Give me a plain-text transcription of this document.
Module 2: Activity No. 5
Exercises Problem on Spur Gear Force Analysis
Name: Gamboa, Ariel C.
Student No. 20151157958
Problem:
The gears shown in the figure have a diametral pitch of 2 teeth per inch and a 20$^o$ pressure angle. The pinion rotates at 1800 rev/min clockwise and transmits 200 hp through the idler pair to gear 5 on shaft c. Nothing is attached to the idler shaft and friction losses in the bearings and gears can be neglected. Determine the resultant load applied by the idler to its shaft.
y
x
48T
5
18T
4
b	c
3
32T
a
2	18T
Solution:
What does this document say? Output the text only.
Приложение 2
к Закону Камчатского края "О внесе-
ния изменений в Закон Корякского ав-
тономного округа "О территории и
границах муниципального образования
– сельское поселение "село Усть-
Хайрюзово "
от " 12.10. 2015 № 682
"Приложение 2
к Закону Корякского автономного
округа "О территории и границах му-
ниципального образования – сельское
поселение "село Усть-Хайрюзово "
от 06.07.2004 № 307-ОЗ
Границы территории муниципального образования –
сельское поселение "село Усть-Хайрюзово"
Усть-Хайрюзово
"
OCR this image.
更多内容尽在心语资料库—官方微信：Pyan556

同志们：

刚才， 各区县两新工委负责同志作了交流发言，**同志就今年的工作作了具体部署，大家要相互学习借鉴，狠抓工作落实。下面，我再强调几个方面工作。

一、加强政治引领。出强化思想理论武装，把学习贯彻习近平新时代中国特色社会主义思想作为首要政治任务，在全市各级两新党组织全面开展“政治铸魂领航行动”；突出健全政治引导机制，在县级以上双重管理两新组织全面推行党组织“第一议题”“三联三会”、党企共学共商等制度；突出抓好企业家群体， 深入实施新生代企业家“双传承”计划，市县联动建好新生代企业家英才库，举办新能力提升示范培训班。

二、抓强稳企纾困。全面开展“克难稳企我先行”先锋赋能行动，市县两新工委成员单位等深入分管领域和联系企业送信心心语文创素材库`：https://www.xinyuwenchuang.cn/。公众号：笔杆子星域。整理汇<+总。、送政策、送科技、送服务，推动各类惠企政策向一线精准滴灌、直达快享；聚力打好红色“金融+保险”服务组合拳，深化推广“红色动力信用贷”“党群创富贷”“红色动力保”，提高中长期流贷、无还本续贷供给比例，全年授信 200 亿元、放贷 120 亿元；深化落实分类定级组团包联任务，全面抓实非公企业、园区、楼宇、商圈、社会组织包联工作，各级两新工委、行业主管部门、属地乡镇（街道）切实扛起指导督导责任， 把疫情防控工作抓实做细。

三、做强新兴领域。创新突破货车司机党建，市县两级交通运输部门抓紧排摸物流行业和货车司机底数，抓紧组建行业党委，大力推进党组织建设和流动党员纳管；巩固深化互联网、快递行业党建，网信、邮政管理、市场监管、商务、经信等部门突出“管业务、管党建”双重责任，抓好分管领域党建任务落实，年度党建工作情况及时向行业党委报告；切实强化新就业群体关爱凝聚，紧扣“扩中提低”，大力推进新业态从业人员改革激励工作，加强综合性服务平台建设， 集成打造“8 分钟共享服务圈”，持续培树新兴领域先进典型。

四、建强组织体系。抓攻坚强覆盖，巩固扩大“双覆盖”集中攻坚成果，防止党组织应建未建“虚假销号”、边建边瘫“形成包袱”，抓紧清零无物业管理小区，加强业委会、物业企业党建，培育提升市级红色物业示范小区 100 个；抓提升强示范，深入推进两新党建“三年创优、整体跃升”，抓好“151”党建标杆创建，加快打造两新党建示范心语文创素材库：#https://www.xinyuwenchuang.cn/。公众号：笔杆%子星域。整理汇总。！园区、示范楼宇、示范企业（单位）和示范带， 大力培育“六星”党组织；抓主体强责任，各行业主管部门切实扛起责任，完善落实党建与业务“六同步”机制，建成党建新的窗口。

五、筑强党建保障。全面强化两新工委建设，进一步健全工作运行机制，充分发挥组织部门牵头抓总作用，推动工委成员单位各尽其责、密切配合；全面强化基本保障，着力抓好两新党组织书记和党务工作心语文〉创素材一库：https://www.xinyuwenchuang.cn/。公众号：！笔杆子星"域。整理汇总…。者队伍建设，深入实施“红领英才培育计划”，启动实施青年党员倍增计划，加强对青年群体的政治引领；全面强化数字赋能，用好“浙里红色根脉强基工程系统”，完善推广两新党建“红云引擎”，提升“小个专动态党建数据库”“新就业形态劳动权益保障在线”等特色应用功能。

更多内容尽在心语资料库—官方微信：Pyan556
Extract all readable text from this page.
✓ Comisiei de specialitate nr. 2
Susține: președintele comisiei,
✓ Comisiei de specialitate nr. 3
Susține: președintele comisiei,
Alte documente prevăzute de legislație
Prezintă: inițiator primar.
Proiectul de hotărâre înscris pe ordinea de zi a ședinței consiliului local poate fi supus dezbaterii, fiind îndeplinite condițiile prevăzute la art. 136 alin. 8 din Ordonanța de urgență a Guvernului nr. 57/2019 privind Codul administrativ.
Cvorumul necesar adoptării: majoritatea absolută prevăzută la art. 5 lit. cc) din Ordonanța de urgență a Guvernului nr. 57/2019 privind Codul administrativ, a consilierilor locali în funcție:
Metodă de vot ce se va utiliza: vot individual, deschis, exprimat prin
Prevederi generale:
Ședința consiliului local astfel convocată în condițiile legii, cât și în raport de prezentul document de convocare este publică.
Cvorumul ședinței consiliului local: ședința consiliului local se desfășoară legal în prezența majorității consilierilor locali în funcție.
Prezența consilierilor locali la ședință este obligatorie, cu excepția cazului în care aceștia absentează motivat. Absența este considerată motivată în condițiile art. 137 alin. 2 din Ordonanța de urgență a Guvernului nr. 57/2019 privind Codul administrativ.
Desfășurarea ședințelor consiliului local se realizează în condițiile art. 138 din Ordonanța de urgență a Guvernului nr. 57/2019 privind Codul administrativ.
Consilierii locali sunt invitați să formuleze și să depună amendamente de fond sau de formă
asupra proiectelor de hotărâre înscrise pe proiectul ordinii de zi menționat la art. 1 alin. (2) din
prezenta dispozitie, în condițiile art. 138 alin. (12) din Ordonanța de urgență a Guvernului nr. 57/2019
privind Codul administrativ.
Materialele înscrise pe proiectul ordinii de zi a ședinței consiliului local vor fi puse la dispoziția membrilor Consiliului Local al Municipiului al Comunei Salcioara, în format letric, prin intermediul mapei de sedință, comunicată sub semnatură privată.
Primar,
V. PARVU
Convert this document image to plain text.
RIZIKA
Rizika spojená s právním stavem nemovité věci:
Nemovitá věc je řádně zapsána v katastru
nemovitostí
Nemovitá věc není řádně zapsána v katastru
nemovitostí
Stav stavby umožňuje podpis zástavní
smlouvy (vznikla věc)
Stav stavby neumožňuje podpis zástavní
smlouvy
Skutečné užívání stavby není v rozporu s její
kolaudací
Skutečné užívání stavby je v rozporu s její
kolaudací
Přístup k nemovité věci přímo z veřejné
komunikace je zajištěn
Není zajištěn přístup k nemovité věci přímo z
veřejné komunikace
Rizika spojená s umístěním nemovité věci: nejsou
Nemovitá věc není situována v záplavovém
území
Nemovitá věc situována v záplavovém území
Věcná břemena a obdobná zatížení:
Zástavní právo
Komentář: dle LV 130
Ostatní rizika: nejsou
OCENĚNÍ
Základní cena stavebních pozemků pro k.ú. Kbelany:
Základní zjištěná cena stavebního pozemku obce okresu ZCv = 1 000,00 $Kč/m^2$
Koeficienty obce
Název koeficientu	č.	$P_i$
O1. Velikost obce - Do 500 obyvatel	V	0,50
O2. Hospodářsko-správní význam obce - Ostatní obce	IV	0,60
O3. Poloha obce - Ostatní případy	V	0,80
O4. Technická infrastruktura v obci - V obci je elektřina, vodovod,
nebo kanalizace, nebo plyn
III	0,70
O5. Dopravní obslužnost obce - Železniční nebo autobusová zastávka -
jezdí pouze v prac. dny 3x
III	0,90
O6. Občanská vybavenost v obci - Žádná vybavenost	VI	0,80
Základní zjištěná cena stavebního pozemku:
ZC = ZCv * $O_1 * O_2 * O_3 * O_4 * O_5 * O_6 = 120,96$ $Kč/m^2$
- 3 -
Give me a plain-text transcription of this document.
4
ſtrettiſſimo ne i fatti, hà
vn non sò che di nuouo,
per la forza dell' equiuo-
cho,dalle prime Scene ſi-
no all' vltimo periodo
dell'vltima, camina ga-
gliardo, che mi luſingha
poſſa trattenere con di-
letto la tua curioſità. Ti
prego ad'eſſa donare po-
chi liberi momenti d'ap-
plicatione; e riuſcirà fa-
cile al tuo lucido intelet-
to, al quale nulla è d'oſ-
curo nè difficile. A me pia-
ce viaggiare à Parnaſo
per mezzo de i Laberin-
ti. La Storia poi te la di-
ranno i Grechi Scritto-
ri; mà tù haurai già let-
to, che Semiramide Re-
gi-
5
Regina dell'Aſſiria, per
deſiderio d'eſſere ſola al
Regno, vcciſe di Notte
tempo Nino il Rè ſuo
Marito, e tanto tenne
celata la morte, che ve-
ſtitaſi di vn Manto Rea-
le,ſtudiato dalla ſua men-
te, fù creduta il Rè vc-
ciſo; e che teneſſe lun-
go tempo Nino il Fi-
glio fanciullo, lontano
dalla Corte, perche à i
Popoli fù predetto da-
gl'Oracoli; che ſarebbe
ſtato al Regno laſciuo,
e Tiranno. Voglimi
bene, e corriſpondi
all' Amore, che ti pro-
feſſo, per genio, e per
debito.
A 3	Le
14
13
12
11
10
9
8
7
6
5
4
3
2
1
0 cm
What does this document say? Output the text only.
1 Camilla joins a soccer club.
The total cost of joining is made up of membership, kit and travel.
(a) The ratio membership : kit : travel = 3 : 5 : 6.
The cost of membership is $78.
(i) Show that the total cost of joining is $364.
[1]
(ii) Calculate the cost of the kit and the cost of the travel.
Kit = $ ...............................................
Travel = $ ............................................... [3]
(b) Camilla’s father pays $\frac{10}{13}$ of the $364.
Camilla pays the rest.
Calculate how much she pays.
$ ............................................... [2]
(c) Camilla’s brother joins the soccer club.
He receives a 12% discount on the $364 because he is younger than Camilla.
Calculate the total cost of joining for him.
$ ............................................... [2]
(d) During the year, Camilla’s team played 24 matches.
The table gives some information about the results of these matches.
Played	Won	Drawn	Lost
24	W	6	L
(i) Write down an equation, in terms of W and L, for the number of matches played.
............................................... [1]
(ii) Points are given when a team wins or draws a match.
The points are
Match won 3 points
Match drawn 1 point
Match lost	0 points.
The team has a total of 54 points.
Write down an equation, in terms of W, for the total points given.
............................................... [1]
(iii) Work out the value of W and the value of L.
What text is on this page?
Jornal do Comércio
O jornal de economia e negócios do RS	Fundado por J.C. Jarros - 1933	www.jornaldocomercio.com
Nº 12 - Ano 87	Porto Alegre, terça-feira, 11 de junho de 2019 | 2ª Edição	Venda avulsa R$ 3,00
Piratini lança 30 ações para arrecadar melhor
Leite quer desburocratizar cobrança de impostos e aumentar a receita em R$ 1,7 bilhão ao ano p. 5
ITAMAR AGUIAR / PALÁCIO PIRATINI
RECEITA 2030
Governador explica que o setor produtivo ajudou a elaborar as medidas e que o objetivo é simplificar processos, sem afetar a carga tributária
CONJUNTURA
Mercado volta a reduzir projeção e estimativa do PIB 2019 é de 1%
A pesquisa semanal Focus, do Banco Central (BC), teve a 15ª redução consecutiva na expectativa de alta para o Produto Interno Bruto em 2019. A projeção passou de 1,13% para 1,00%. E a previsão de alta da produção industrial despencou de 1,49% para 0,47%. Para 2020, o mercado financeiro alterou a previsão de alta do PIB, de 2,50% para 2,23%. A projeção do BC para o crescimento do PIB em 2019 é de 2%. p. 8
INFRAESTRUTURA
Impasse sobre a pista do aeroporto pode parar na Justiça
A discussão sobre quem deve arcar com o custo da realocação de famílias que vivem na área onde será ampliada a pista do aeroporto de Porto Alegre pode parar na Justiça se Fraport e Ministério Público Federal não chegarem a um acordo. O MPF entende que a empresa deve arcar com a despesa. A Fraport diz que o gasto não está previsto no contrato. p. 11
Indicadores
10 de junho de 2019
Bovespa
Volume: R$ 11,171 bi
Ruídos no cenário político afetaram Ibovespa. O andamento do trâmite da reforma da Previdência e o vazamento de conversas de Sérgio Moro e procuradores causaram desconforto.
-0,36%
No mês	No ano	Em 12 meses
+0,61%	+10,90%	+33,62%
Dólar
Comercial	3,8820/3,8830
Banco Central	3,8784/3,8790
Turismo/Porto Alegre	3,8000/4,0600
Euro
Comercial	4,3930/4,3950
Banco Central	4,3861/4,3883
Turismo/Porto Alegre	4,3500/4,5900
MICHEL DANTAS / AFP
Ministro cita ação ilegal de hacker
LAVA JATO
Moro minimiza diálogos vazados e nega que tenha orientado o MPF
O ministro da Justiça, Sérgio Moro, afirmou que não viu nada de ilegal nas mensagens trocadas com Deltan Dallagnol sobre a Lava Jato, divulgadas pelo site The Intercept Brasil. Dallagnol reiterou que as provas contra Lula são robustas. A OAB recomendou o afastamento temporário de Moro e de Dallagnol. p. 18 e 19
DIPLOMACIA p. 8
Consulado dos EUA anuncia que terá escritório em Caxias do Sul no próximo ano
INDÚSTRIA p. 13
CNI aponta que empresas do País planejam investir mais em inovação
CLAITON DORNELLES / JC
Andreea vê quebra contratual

:::::

Determine how many lines of the material include the string "Корякского". Output only that count.

**Written solution:** 2